Stored entries:
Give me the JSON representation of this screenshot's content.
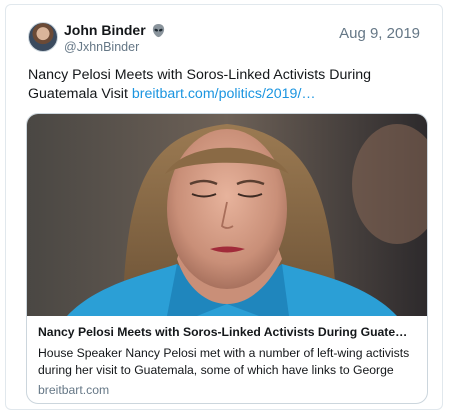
{
  "tweet": {
    "author_name": "John Binder",
    "author_handle": "@JxhnBinder",
    "date": "Aug 9, 2019",
    "text": "Nancy Pelosi Meets with Soros-Linked Activists During Guatemala Visit",
    "link_text": "breitbart.com/politics/2019/…",
    "name_icon": "alien-icon"
  },
  "card": {
    "title": "Nancy Pelosi Meets with Soros-Linked Activists During Guatemal…",
    "description": "House Speaker Nancy Pelosi met with a number of left-wing activists during her visit to Guatemala, some of which have links to George",
    "domain": "breitbart.com"
  },
  "colors": {
    "link": "#1b95e0",
    "muted": "#657786",
    "jacket": "#2b9fd6"
  }
}
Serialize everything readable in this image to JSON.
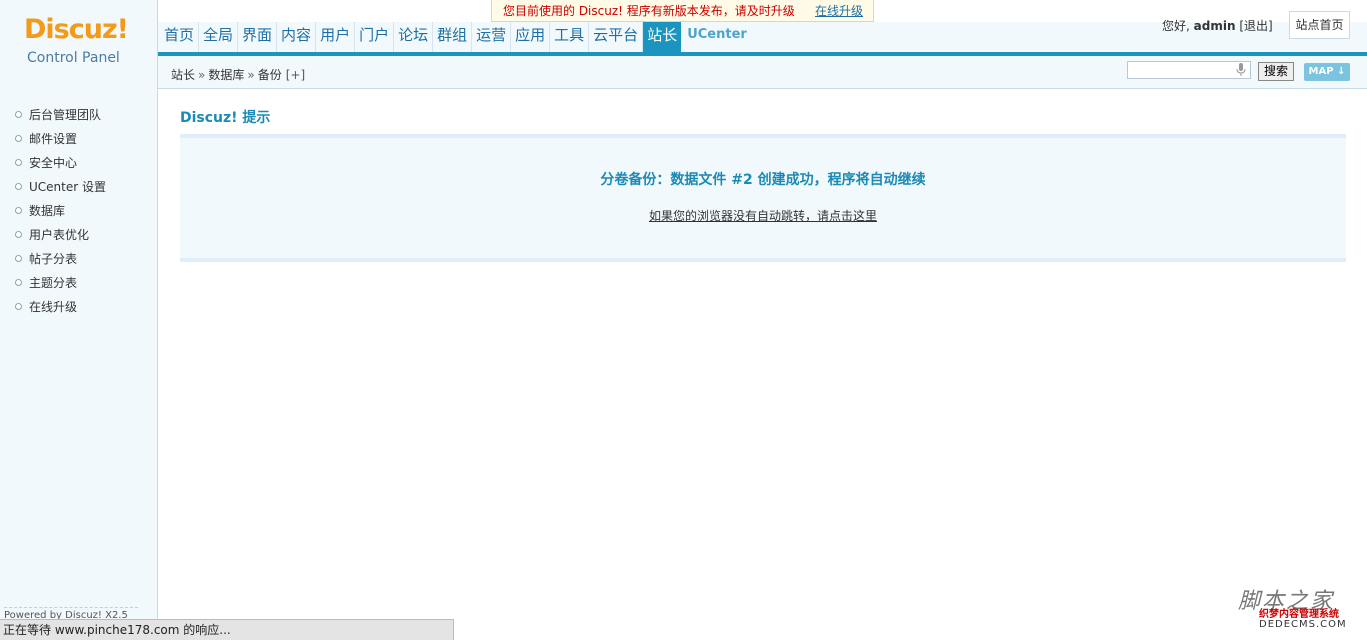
{
  "header": {
    "logo": "Discuz!",
    "logo_sub": "Control Panel",
    "notice_text": "您目前使用的 Discuz! 程序有新版本发布，请及时升级",
    "notice_link": "在线升级",
    "greeting_prefix": "您好, ",
    "username": "admin",
    "logout": "[退出]",
    "site_home": "站点首页",
    "search_button": "搜索",
    "map_button": "MAP"
  },
  "nav": {
    "items": [
      {
        "label": "首页"
      },
      {
        "label": "全局"
      },
      {
        "label": "界面"
      },
      {
        "label": "内容"
      },
      {
        "label": "用户"
      },
      {
        "label": "门户"
      },
      {
        "label": "论坛"
      },
      {
        "label": "群组"
      },
      {
        "label": "运营"
      },
      {
        "label": "应用"
      },
      {
        "label": "工具"
      },
      {
        "label": "云平台"
      },
      {
        "label": "站长"
      },
      {
        "label": "UCenter"
      }
    ],
    "active": "站长"
  },
  "breadcrumb": {
    "items": [
      "站长",
      "数据库",
      "备份"
    ],
    "separator": "»",
    "add": "[+]"
  },
  "sidebar": {
    "items": [
      {
        "label": "后台管理团队"
      },
      {
        "label": "邮件设置"
      },
      {
        "label": "安全中心"
      },
      {
        "label": "UCenter 设置"
      },
      {
        "label": "数据库"
      },
      {
        "label": "用户表优化"
      },
      {
        "label": "帖子分表"
      },
      {
        "label": "主题分表"
      },
      {
        "label": "在线升级"
      }
    ],
    "powered_by": "Powered by Discuz! X2.5"
  },
  "main": {
    "title": "Discuz! 提示",
    "message": "分卷备份：数据文件 #2 创建成功，程序将自动继续",
    "redirect_link": "如果您的浏览器没有自动跳转，请点击这里"
  },
  "statusbar": {
    "text": "正在等待 www.pinche178.com 的响应..."
  },
  "watermark": {
    "script": "脚本之家",
    "cn": "织梦内容管理系统",
    "en": "DEDECMS.COM"
  },
  "colors": {
    "accent": "#1b94bf",
    "logo": "#f39a1a",
    "panel_bg": "#f2f9fd"
  }
}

Do this:
Restate the records above in full, word for word. Keep pictures out.

Response:
Give me the JSON representation of this screenshot's content.
{
  "tweet": {
    "author_name": "John Binder",
    "author_handle": "@JxhnBinder",
    "date": "Aug 9, 2019",
    "text": "Nancy Pelosi Meets with Soros-Linked Activists During Guatemala Visit",
    "link_text": "breitbart.com/politics/2019/…",
    "name_icon": "alien-icon"
  },
  "card": {
    "title": "Nancy Pelosi Meets with Soros-Linked Activists During Guatemal…",
    "description": "House Speaker Nancy Pelosi met with a number of left-wing activists during her visit to Guatemala, some of which have links to George",
    "domain": "breitbart.com"
  },
  "colors": {
    "link": "#1b95e0",
    "muted": "#657786",
    "jacket": "#2b9fd6"
  }
}
Serialize everything readable in this image to JSON.
{
  "header": {
    "logo": "Discuz!",
    "logo_sub": "Control Panel",
    "notice_text": "您目前使用的 Discuz! 程序有新版本发布，请及时升级",
    "notice_link": "在线升级",
    "greeting_prefix": "您好, ",
    "username": "admin",
    "logout": "[退出]",
    "site_home": "站点首页",
    "search_button": "搜索",
    "map_button": "MAP"
  },
  "nav": {
    "items": [
      {
        "label": "首页"
      },
      {
        "label": "全局"
      },
      {
        "label": "界面"
      },
      {
        "label": "内容"
      },
      {
        "label": "用户"
      },
      {
        "label": "门户"
      },
      {
        "label": "论坛"
      },
      {
        "label": "群组"
      },
      {
        "label": "运营"
      },
      {
        "label": "应用"
      },
      {
        "label": "工具"
      },
      {
        "label": "云平台"
      },
      {
        "label": "站长"
      },
      {
        "label": "UCenter"
      }
    ],
    "active": "站长"
  },
  "breadcrumb": {
    "items": [
      "站长",
      "数据库",
      "备份"
    ],
    "separator": "»",
    "add": "[+]"
  },
  "sidebar": {
    "items": [
      {
        "label": "后台管理团队"
      },
      {
        "label": "邮件设置"
      },
      {
        "label": "安全中心"
      },
      {
        "label": "UCenter 设置"
      },
      {
        "label": "数据库"
      },
      {
        "label": "用户表优化"
      },
      {
        "label": "帖子分表"
      },
      {
        "label": "主题分表"
      },
      {
        "label": "在线升级"
      }
    ],
    "powered_by": "Powered by Discuz! X2.5"
  },
  "main": {
    "title": "Discuz! 提示",
    "message": "分卷备份：数据文件 #2 创建成功，程序将自动继续",
    "redirect_link": "如果您的浏览器没有自动跳转，请点击这里"
  },
  "statusbar": {
    "text": "正在等待 www.pinche178.com 的响应..."
  },
  "watermark": {
    "script": "脚本之家",
    "cn": "织梦内容管理系统",
    "en": "DEDECMS.COM"
  },
  "colors": {
    "accent": "#1b94bf",
    "logo": "#f39a1a",
    "panel_bg": "#f2f9fd"
  }
}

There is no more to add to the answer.